AIM OF THE EXERCISE:
Would you pull out every line of the material that contains the string "وقيدها"?

WORKING DATA:

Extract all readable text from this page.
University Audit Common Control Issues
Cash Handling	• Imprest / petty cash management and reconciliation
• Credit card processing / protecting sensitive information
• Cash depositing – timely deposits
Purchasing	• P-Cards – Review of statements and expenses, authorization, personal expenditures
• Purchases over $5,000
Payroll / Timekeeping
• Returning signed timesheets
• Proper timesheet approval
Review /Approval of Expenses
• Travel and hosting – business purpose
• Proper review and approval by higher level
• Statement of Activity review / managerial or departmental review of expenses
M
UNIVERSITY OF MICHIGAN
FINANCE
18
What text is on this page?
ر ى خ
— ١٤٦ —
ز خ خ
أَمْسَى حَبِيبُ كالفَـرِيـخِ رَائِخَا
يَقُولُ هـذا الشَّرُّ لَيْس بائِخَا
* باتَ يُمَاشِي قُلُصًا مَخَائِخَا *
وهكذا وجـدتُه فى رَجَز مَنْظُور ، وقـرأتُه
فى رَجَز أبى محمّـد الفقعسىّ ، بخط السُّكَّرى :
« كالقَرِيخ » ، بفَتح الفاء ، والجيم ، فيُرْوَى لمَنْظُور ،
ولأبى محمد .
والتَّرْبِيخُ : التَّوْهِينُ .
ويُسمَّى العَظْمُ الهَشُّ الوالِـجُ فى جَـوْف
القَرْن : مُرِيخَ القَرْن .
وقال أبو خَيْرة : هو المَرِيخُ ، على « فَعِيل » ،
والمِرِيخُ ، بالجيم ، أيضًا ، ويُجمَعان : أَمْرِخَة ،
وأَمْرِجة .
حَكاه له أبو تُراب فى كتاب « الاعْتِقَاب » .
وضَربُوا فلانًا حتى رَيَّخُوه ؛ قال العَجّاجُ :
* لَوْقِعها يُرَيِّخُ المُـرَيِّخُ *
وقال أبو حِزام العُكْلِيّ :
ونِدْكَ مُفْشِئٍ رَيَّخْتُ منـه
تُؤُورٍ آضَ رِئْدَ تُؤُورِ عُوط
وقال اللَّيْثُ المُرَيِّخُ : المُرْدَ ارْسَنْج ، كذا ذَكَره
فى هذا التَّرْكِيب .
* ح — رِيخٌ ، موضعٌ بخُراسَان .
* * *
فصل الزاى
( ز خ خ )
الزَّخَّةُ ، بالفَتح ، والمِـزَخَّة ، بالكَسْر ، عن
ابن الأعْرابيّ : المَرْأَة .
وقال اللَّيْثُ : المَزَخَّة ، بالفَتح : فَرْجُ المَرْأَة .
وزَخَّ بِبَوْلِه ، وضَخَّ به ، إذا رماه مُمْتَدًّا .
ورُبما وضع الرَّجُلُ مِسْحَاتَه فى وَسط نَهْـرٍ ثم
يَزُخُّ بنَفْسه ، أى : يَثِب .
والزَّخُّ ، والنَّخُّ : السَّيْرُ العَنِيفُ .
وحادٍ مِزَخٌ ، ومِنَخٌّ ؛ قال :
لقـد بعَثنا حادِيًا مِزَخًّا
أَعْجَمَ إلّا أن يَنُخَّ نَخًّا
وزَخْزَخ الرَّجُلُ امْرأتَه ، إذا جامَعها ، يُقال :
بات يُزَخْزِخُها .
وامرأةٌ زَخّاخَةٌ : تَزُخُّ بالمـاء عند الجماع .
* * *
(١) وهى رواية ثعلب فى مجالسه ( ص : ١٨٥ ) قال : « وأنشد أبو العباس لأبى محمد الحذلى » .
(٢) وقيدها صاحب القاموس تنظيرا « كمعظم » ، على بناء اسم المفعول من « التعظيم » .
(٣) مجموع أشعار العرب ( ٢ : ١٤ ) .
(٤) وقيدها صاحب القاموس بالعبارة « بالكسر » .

FINAL RESULT:
(٢) وقيدها صاحب القاموس تنظيرا « كمعظم » ، على بناء اسم المفعول من « التعظيم » .
(٤) وقيدها صاحب القاموس بالعبارة « بالكسر » .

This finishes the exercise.